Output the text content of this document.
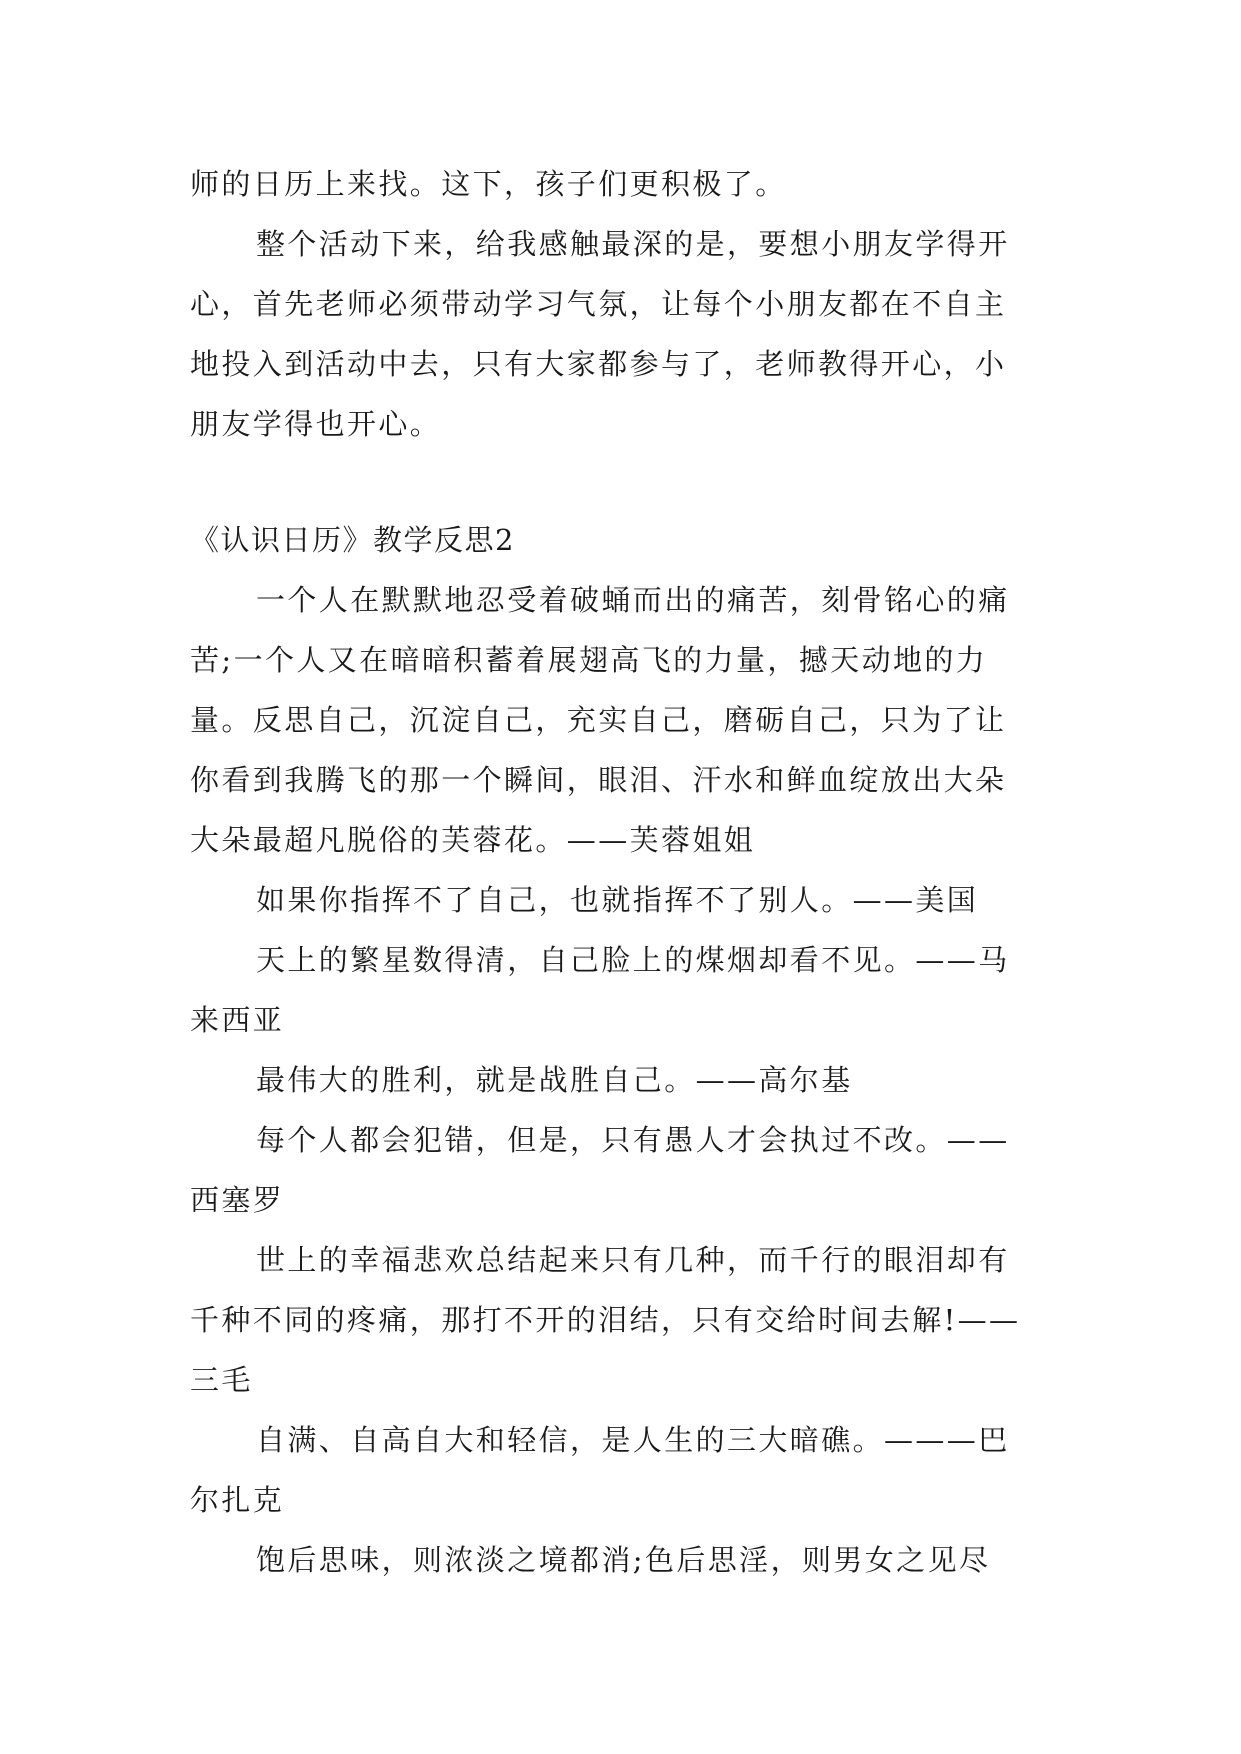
师的日历上来找。这下，孩子们更积极了。
整个活动下来，给我感触最深的是，要想小朋友学得开
心，首先老师必须带动学习气氛，让每个小朋友都在不自主
地投入到活动中去，只有大家都参与了，老师教得开心，小
朋友学得也开心。
《认识日历》教学反思2
一个人在默默地忍受着破蛹而出的痛苦，刻骨铭心的痛
苦;一个人又在暗暗积蓄着展翅高飞的力量，撼天动地的力
量。反思自己，沉淀自己，充实自己，磨砺自己，只为了让
你看到我腾飞的那一个瞬间，眼泪、汗水和鲜血绽放出大朵
大朵最超凡脱俗的芙蓉花。——芙蓉姐姐
如果你指挥不了自己，也就指挥不了别人。——美国
天上的繁星数得清，自己脸上的煤烟却看不见。——马
来西亚
最伟大的胜利，就是战胜自己。——高尔基
每个人都会犯错，但是，只有愚人才会执过不改。——
西塞罗
世上的幸福悲欢总结起来只有几种，而千行的眼泪却有
千种不同的疼痛，那打不开的泪结，只有交给时间去解!——
三毛
自满、自高自大和轻信，是人生的三大暗礁。———巴
尔扎克
饱后思味，则浓淡之境都消;色后思淫，则男女之见尽
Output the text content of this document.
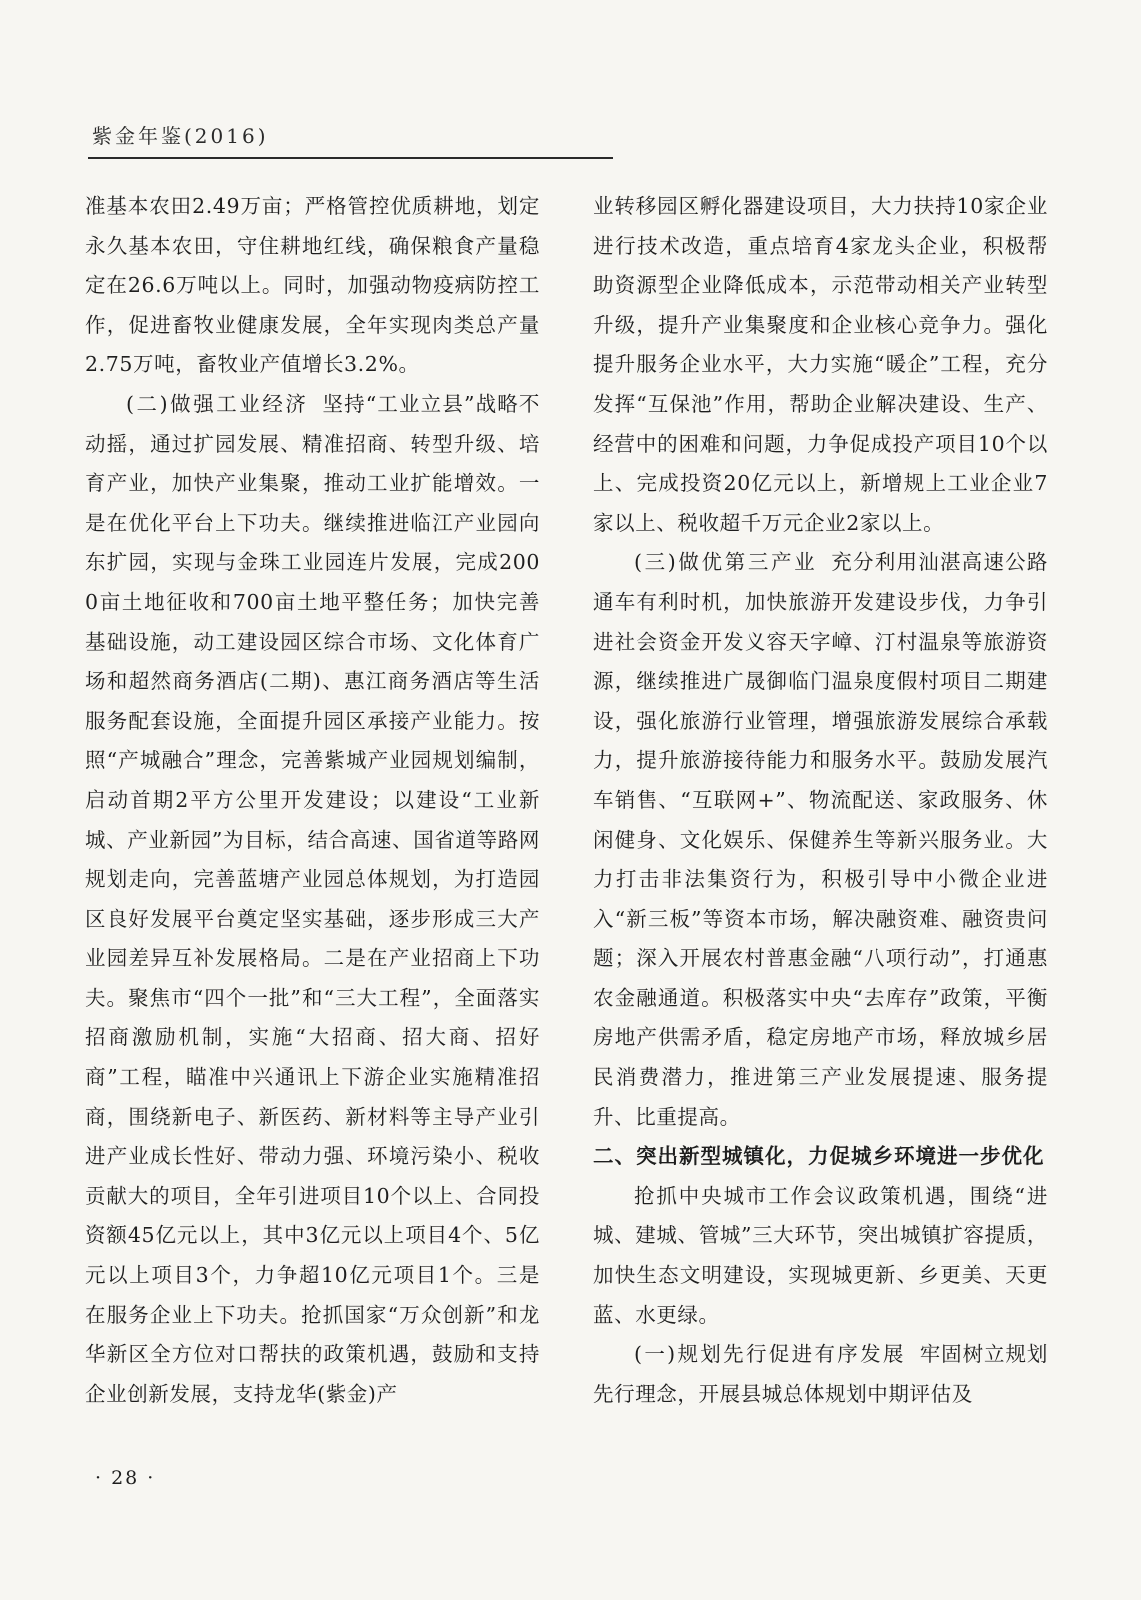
紫金年鉴(2016)

准基本农田2.49万亩；严格管控优质耕地，划定永久基本农田，守住耕地红线，确保粮食产量稳定在26.6万吨以上。同时，加强动物疫病防控工作，促进畜牧业健康发展，全年实现肉类总产量2.75万吨，畜牧业产值增长3.2%。

(二)做强工业经济 坚持“工业立县”战略不动摇，通过扩园发展、精准招商、转型升级、培育产业，加快产业集聚，推动工业扩能增效。一是在优化平台上下功夫。继续推进临江产业园向东扩园，实现与金珠工业园连片发展，完成2000亩土地征收和700亩土地平整任务；加快完善基础设施，动工建设园区综合市场、文化体育广场和超然商务酒店(二期)、惠江商务酒店等生活服务配套设施，全面提升园区承接产业能力。按照“产城融合”理念，完善紫城产业园规划编制，启动首期2平方公里开发建设；以建设“工业新城、产业新园”为目标，结合高速、国省道等路网规划走向，完善蓝塘产业园总体规划，为打造园区良好发展平台奠定坚实基础，逐步形成三大产业园差异互补发展格局。二是在产业招商上下功夫。聚焦市“四个一批”和“三大工程”，全面落实招商激励机制，实施“大招商、招大商、招好商”工程，瞄准中兴通讯上下游企业实施精准招商，围绕新电子、新医药、新材料等主导产业引进产业成长性好、带动力强、环境污染小、税收贡献大的项目，全年引进项目10个以上、合同投资额45亿元以上，其中3亿元以上项目4个、5亿元以上项目3个，力争超10亿元项目1个。三是在服务企业上下功夫。抢抓国家“万众创新”和龙华新区全方位对口帮扶的政策机遇，鼓励和支持企业创新发展，支持龙华(紫金)产

业转移园区孵化器建设项目，大力扶持10家企业进行技术改造，重点培育4家龙头企业，积极帮助资源型企业降低成本，示范带动相关产业转型升级，提升产业集聚度和企业核心竞争力。强化提升服务企业水平，大力实施“暖企”工程，充分发挥“互保池”作用，帮助企业解决建设、生产、经营中的困难和问题，力争促成投产项目10个以上、完成投资20亿元以上，新增规上工业企业7家以上、税收超千万元企业2家以上。

(三)做优第三产业 充分利用汕湛高速公路通车有利时机，加快旅游开发建设步伐，力争引进社会资金开发义容天字嶂、汀村温泉等旅游资源，继续推进广晟御临门温泉度假村项目二期建设，强化旅游行业管理，增强旅游发展综合承载力，提升旅游接待能力和服务水平。鼓励发展汽车销售、“互联网+”、物流配送、家政服务、休闲健身、文化娱乐、保健养生等新兴服务业。大力打击非法集资行为，积极引导中小微企业进入“新三板”等资本市场，解决融资难、融资贵问题；深入开展农村普惠金融“八项行动”，打通惠农金融通道。积极落实中央“去库存”政策，平衡房地产供需矛盾，稳定房地产市场，释放城乡居民消费潜力，推进第三产业发展提速、服务提升、比重提高。

二、突出新型城镇化，力促城乡环境进一步优化

抢抓中央城市工作会议政策机遇，围绕“进城、建城、管城”三大环节，突出城镇扩容提质，加快生态文明建设，实现城更新、乡更美、天更蓝、水更绿。

(一)规划先行促进有序发展 牢固树立规划先行理念，开展县城总体规划中期评估及

· 28 ·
━━━━━━━━━━━━━━━━━━━━
Repeat all the records above exactly, leaving out any pictures.

Output the text content of this document.
师的日历上来找。这下，孩子们更积极了。
整个活动下来，给我感触最深的是，要想小朋友学得开
心，首先老师必须带动学习气氛，让每个小朋友都在不自主
地投入到活动中去，只有大家都参与了，老师教得开心，小
朋友学得也开心。
《认识日历》教学反思2
一个人在默默地忍受着破蛹而出的痛苦，刻骨铭心的痛
苦;一个人又在暗暗积蓄着展翅高飞的力量，撼天动地的力
量。反思自己，沉淀自己，充实自己，磨砺自己，只为了让
你看到我腾飞的那一个瞬间，眼泪、汗水和鲜血绽放出大朵
大朵最超凡脱俗的芙蓉花。——芙蓉姐姐
如果你指挥不了自己，也就指挥不了别人。——美国
天上的繁星数得清，自己脸上的煤烟却看不见。——马
来西亚
最伟大的胜利，就是战胜自己。——高尔基
每个人都会犯错，但是，只有愚人才会执过不改。——
西塞罗
世上的幸福悲欢总结起来只有几种，而千行的眼泪却有
千种不同的疼痛，那打不开的泪结，只有交给时间去解!——
三毛
自满、自高自大和轻信，是人生的三大暗礁。———巴
尔扎克
饱后思味，则浓淡之境都消;色后思淫，则男女之见尽
Output the text content of this document.
紫金年鉴(2016)

准基本农田2.49万亩；严格管控优质耕地，划定永久基本农田，守住耕地红线，确保粮食产量稳定在26.6万吨以上。同时，加强动物疫病防控工作，促进畜牧业健康发展，全年实现肉类总产量2.75万吨，畜牧业产值增长3.2%。

(二)做强工业经济 坚持“工业立县”战略不动摇，通过扩园发展、精准招商、转型升级、培育产业，加快产业集聚，推动工业扩能增效。一是在优化平台上下功夫。继续推进临江产业园向东扩园，实现与金珠工业园连片发展，完成2000亩土地征收和700亩土地平整任务；加快完善基础设施，动工建设园区综合市场、文化体育广场和超然商务酒店(二期)、惠江商务酒店等生活服务配套设施，全面提升园区承接产业能力。按照“产城融合”理念，完善紫城产业园规划编制，启动首期2平方公里开发建设；以建设“工业新城、产业新园”为目标，结合高速、国省道等路网规划走向，完善蓝塘产业园总体规划，为打造园区良好发展平台奠定坚实基础，逐步形成三大产业园差异互补发展格局。二是在产业招商上下功夫。聚焦市“四个一批”和“三大工程”，全面落实招商激励机制，实施“大招商、招大商、招好商”工程，瞄准中兴通讯上下游企业实施精准招商，围绕新电子、新医药、新材料等主导产业引进产业成长性好、带动力强、环境污染小、税收贡献大的项目，全年引进项目10个以上、合同投资额45亿元以上，其中3亿元以上项目4个、5亿元以上项目3个，力争超10亿元项目1个。三是在服务企业上下功夫。抢抓国家“万众创新”和龙华新区全方位对口帮扶的政策机遇，鼓励和支持企业创新发展，支持龙华(紫金)产

业转移园区孵化器建设项目，大力扶持10家企业进行技术改造，重点培育4家龙头企业，积极帮助资源型企业降低成本，示范带动相关产业转型升级，提升产业集聚度和企业核心竞争力。强化提升服务企业水平，大力实施“暖企”工程，充分发挥“互保池”作用，帮助企业解决建设、生产、经营中的困难和问题，力争促成投产项目10个以上、完成投资20亿元以上，新增规上工业企业7家以上、税收超千万元企业2家以上。

(三)做优第三产业 充分利用汕湛高速公路通车有利时机，加快旅游开发建设步伐，力争引进社会资金开发义容天字嶂、汀村温泉等旅游资源，继续推进广晟御临门温泉度假村项目二期建设，强化旅游行业管理，增强旅游发展综合承载力，提升旅游接待能力和服务水平。鼓励发展汽车销售、“互联网+”、物流配送、家政服务、休闲健身、文化娱乐、保健养生等新兴服务业。大力打击非法集资行为，积极引导中小微企业进入“新三板”等资本市场，解决融资难、融资贵问题；深入开展农村普惠金融“八项行动”，打通惠农金融通道。积极落实中央“去库存”政策，平衡房地产供需矛盾，稳定房地产市场，释放城乡居民消费潜力，推进第三产业发展提速、服务提升、比重提高。

二、突出新型城镇化，力促城乡环境进一步优化

抢抓中央城市工作会议政策机遇，围绕“进城、建城、管城”三大环节，突出城镇扩容提质，加快生态文明建设，实现城更新、乡更美、天更蓝、水更绿。

(一)规划先行促进有序发展 牢固树立规划先行理念，开展县城总体规划中期评估及

· 28 ·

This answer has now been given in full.